*DOCUMENT EXCERPT*
Re: Vectors vs Arrays performance
On Jan 2, 10:16 pm, "Balog Pal" <p...@lib.hu> wrote:
"James Kanze" <james.ka...@gmail.com>
That's bullshit. You have to dereference a pointer in
both cases. In the case of indexing, you have to
calculate the address (both for stack based and for
std::vector), and because these calculations are hidden
in some functions with std::vector (and probably do
bounds checking as well), it's harder for the optimizer
to get its hands on them. On the other hand, if you're
using iterators, your code with std::vector is basically
what the optimizer will do with indexing into a built-in
array.
It is not bullshit, in the case of the stack array it is
simply an offset from the current stack pointer, no
dereference required,
You can't access the value without having its address. And
the value is in memory, so accessing it involves
dereferencing the address.
Come on, the difference must be evident with any stack-using
implementation -- that is the most common.
Having actually implemented compilers for stack based
implementations, it's quite evident to me that the difference
depends, and that the extra dereference should actually be quite
rare.

*DATASET ENTRIES*

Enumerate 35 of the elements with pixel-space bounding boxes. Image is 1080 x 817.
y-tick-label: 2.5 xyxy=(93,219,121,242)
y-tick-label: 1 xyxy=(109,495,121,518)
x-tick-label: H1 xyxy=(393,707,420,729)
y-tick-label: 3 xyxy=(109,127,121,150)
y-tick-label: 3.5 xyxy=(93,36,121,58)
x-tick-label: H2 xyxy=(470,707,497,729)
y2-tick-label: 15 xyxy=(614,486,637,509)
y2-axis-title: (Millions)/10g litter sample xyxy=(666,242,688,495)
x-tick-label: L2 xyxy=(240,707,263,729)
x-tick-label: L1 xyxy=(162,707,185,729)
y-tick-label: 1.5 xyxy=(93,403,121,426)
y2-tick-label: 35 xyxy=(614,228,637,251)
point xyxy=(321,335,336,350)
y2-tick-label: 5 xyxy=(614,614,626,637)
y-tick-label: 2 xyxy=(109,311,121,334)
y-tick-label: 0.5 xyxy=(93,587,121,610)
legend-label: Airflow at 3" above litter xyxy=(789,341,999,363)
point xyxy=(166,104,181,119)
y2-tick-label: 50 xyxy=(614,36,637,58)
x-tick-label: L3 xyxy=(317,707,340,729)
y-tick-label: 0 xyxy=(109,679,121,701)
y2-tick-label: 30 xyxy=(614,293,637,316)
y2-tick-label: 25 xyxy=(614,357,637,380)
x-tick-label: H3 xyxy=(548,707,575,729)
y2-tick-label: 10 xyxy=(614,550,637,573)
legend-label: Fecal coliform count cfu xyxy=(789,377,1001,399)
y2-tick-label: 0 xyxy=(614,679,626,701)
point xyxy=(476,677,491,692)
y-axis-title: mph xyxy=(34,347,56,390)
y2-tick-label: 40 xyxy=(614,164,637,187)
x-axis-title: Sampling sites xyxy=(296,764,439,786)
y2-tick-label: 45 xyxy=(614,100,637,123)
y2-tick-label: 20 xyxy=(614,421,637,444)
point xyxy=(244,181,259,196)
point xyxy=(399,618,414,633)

*WRITTEN INSTRUCTION*
In the thread on vectors versus arrays, what experience does the final reply cite to support its view? The entries have no connection to the thread on vectors versus arrays.

*OUTPUT FOR THIS EXERCISE*
It cites having actually implemented compilers for stack-based implementations.